◆ Request ◆
Every line must be returned precisely as it is written.

··· Records supplied

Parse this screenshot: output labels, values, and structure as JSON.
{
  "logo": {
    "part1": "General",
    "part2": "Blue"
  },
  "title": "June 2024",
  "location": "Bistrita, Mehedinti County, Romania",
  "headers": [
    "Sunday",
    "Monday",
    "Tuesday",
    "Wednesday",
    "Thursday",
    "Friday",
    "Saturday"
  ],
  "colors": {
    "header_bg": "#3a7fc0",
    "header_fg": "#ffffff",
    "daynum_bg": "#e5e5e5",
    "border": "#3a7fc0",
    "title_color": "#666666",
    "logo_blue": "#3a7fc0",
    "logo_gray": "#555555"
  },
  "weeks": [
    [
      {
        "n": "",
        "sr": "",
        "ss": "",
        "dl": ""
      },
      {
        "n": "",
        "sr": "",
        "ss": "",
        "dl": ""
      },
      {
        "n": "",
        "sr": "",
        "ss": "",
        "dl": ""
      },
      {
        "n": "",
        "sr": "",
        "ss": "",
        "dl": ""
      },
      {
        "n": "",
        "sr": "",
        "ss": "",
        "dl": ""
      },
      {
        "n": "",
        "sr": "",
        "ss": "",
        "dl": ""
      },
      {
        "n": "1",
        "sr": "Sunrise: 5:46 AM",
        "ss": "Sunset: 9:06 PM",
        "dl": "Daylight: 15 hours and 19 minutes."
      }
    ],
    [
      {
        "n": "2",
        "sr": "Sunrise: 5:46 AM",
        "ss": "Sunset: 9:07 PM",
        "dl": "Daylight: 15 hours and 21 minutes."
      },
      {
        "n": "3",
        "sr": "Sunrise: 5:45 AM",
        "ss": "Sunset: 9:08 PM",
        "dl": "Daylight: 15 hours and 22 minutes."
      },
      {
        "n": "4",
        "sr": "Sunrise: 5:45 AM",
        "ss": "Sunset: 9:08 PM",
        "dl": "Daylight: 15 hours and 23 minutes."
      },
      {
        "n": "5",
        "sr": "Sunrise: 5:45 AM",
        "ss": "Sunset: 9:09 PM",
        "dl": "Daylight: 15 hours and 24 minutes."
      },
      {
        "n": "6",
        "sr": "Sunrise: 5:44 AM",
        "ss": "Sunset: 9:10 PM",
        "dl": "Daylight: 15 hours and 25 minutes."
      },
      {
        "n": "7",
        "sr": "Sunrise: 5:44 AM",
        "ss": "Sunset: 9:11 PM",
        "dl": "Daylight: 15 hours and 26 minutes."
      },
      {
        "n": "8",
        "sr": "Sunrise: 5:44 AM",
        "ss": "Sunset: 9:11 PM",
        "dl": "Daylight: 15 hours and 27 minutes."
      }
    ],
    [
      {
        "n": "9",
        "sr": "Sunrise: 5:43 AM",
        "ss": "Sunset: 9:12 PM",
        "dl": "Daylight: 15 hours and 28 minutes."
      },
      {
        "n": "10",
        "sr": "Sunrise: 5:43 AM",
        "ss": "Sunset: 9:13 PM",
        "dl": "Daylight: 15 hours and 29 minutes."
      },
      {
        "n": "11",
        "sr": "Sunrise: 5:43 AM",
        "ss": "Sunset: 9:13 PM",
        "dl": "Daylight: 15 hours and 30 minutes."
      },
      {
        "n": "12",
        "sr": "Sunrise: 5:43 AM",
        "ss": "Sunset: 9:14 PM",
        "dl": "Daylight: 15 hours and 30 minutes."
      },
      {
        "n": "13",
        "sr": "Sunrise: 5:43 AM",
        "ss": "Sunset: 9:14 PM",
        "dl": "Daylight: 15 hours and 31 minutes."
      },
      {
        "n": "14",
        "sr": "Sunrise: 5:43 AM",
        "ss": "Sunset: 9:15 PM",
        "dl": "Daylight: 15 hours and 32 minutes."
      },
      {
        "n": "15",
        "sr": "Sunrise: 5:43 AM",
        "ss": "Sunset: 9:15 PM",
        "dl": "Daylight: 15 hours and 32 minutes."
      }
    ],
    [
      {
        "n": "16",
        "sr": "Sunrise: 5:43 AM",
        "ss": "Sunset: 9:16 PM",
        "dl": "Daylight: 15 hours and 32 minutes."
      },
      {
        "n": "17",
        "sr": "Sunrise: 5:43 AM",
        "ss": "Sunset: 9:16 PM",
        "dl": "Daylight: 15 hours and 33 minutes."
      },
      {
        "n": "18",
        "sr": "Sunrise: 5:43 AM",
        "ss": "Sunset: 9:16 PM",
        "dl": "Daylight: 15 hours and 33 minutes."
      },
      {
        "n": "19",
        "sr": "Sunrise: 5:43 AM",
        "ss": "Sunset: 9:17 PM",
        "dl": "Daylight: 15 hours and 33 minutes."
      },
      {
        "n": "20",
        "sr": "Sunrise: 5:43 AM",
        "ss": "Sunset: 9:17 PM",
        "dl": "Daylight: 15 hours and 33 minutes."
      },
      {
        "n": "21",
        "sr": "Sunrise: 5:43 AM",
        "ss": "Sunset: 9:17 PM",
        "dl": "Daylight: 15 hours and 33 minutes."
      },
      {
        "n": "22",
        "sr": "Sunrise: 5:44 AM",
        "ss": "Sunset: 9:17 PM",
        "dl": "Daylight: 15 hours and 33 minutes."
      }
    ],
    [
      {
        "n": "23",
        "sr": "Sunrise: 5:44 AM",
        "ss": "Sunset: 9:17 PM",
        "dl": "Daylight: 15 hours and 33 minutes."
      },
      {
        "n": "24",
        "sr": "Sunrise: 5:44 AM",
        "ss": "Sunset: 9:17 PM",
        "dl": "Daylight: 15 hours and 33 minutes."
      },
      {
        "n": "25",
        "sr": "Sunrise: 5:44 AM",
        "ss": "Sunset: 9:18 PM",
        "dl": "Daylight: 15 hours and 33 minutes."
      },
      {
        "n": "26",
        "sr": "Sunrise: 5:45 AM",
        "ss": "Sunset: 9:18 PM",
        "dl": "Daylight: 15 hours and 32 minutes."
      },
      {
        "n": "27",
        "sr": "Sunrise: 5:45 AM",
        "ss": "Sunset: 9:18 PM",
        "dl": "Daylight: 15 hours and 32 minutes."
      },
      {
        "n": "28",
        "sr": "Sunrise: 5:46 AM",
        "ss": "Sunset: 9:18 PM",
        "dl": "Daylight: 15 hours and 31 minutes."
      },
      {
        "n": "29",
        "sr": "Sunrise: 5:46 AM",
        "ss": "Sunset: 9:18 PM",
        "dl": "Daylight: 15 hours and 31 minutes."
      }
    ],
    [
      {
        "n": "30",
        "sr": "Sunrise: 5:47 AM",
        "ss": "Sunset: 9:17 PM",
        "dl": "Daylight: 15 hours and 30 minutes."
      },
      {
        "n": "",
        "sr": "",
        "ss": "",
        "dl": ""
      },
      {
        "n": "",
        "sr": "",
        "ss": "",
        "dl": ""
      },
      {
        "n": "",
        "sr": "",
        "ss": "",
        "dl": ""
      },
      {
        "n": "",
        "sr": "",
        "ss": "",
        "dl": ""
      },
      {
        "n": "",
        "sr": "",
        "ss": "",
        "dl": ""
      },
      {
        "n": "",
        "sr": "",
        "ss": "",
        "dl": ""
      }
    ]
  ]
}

······

◆ Worked answer ◆
Parse this screenshot: output labels, values, and structure as JSON.
{
  "logo": {
    "part1": "General",
    "part2": "Blue"
  },
  "title": "June 2024",
  "location": "Bistrita, Mehedinti County, Romania",
  "headers": [
    "Sunday",
    "Monday",
    "Tuesday",
    "Wednesday",
    "Thursday",
    "Friday",
    "Saturday"
  ],
  "colors": {
    "header_bg": "#3a7fc0",
    "header_fg": "#ffffff",
    "daynum_bg": "#e5e5e5",
    "border": "#3a7fc0",
    "title_color": "#666666",
    "logo_blue": "#3a7fc0",
    "logo_gray": "#555555"
  },
  "weeks": [
    [
      {
        "n": "",
        "sr": "",
        "ss": "",
        "dl": ""
      },
      {
        "n": "",
        "sr": "",
        "ss": "",
        "dl": ""
      },
      {
        "n": "",
        "sr": "",
        "ss": "",
        "dl": ""
      },
      {
        "n": "",
        "sr": "",
        "ss": "",
        "dl": ""
      },
      {
        "n": "",
        "sr": "",
        "ss": "",
        "dl": ""
      },
      {
        "n": "",
        "sr": "",
        "ss": "",
        "dl": ""
      },
      {
        "n": "1",
        "sr": "Sunrise: 5:46 AM",
        "ss": "Sunset: 9:06 PM",
        "dl": "Daylight: 15 hours and 19 minutes."
      }
    ],
    [
      {
        "n": "2",
        "sr": "Sunrise: 5:46 AM",
        "ss": "Sunset: 9:07 PM",
        "dl": "Daylight: 15 hours and 21 minutes."
      },
      {
        "n": "3",
        "sr": "Sunrise: 5:45 AM",
        "ss": "Sunset: 9:08 PM",
        "dl": "Daylight: 15 hours and 22 minutes."
      },
      {
        "n": "4",
        "sr": "Sunrise: 5:45 AM",
        "ss": "Sunset: 9:08 PM",
        "dl": "Daylight: 15 hours and 23 minutes."
      },
      {
        "n": "5",
        "sr": "Sunrise: 5:45 AM",
        "ss": "Sunset: 9:09 PM",
        "dl": "Daylight: 15 hours and 24 minutes."
      },
      {
        "n": "6",
        "sr": "Sunrise: 5:44 AM",
        "ss": "Sunset: 9:10 PM",
        "dl": "Daylight: 15 hours and 25 minutes."
      },
      {
        "n": "7",
        "sr": "Sunrise: 5:44 AM",
        "ss": "Sunset: 9:11 PM",
        "dl": "Daylight: 15 hours and 26 minutes."
      },
      {
        "n": "8",
        "sr": "Sunrise: 5:44 AM",
        "ss": "Sunset: 9:11 PM",
        "dl": "Daylight: 15 hours and 27 minutes."
      }
    ],
    [
      {
        "n": "9",
        "sr": "Sunrise: 5:43 AM",
        "ss": "Sunset: 9:12 PM",
        "dl": "Daylight: 15 hours and 28 minutes."
      },
      {
        "n": "10",
        "sr": "Sunrise: 5:43 AM",
        "ss": "Sunset: 9:13 PM",
        "dl": "Daylight: 15 hours and 29 minutes."
      },
      {
        "n": "11",
        "sr": "Sunrise: 5:43 AM",
        "ss": "Sunset: 9:13 PM",
        "dl": "Daylight: 15 hours and 30 minutes."
      },
      {
        "n": "12",
        "sr": "Sunrise: 5:43 AM",
        "ss": "Sunset: 9:14 PM",
        "dl": "Daylight: 15 hours and 30 minutes."
      },
      {
        "n": "13",
        "sr": "Sunrise: 5:43 AM",
        "ss": "Sunset: 9:14 PM",
        "dl": "Daylight: 15 hours and 31 minutes."
      },
      {
        "n": "14",
        "sr": "Sunrise: 5:43 AM",
        "ss": "Sunset: 9:15 PM",
        "dl": "Daylight: 15 hours and 32 minutes."
      },
      {
        "n": "15",
        "sr": "Sunrise: 5:43 AM",
        "ss": "Sunset: 9:15 PM",
        "dl": "Daylight: 15 hours and 32 minutes."
      }
    ],
    [
      {
        "n": "16",
        "sr": "Sunrise: 5:43 AM",
        "ss": "Sunset: 9:16 PM",
        "dl": "Daylight: 15 hours and 32 minutes."
      },
      {
        "n": "17",
        "sr": "Sunrise: 5:43 AM",
        "ss": "Sunset: 9:16 PM",
        "dl": "Daylight: 15 hours and 33 minutes."
      },
      {
        "n": "18",
        "sr": "Sunrise: 5:43 AM",
        "ss": "Sunset: 9:16 PM",
        "dl": "Daylight: 15 hours and 33 minutes."
      },
      {
        "n": "19",
        "sr": "Sunrise: 5:43 AM",
        "ss": "Sunset: 9:17 PM",
        "dl": "Daylight: 15 hours and 33 minutes."
      },
      {
        "n": "20",
        "sr": "Sunrise: 5:43 AM",
        "ss": "Sunset: 9:17 PM",
        "dl": "Daylight: 15 hours and 33 minutes."
      },
      {
        "n": "21",
        "sr": "Sunrise: 5:43 AM",
        "ss": "Sunset: 9:17 PM",
        "dl": "Daylight: 15 hours and 33 minutes."
      },
      {
        "n": "22",
        "sr": "Sunrise: 5:44 AM",
        "ss": "Sunset: 9:17 PM",
        "dl": "Daylight: 15 hours and 33 minutes."
      }
    ],
    [
      {
        "n": "23",
        "sr": "Sunrise: 5:44 AM",
        "ss": "Sunset: 9:17 PM",
        "dl": "Daylight: 15 hours and 33 minutes."
      },
      {
        "n": "24",
        "sr": "Sunrise: 5:44 AM",
        "ss": "Sunset: 9:17 PM",
        "dl": "Daylight: 15 hours and 33 minutes."
      },
      {
        "n": "25",
        "sr": "Sunrise: 5:44 AM",
        "ss": "Sunset: 9:18 PM",
        "dl": "Daylight: 15 hours and 33 minutes."
      },
      {
        "n": "26",
        "sr": "Sunrise: 5:45 AM",
        "ss": "Sunset: 9:18 PM",
        "dl": "Daylight: 15 hours and 32 minutes."
      },
      {
        "n": "27",
        "sr": "Sunrise: 5:45 AM",
        "ss": "Sunset: 9:18 PM",
        "dl": "Daylight: 15 hours and 32 minutes."
      },
      {
        "n": "28",
        "sr": "Sunrise: 5:46 AM",
        "ss": "Sunset: 9:18 PM",
        "dl": "Daylight: 15 hours and 31 minutes."
      },
      {
        "n": "29",
        "sr": "Sunrise: 5:46 AM",
        "ss": "Sunset: 9:18 PM",
        "dl": "Daylight: 15 hours and 31 minutes."
      }
    ],
    [
      {
        "n": "30",
        "sr": "Sunrise: 5:47 AM",
        "ss": "Sunset: 9:17 PM",
        "dl": "Daylight: 15 hours and 30 minutes."
      },
      {
        "n": "",
        "sr": "",
        "ss": "",
        "dl": ""
      },
      {
        "n": "",
        "sr": "",
        "ss": "",
        "dl": ""
      },
      {
        "n": "",
        "sr": "",
        "ss": "",
        "dl": ""
      },
      {
        "n": "",
        "sr": "",
        "ss": "",
        "dl": ""
      },
      {
        "n": "",
        "sr": "",
        "ss": "",
        "dl": ""
      },
      {
        "n": "",
        "sr": "",
        "ss": "",
        "dl": ""
      }
    ]
  ]
}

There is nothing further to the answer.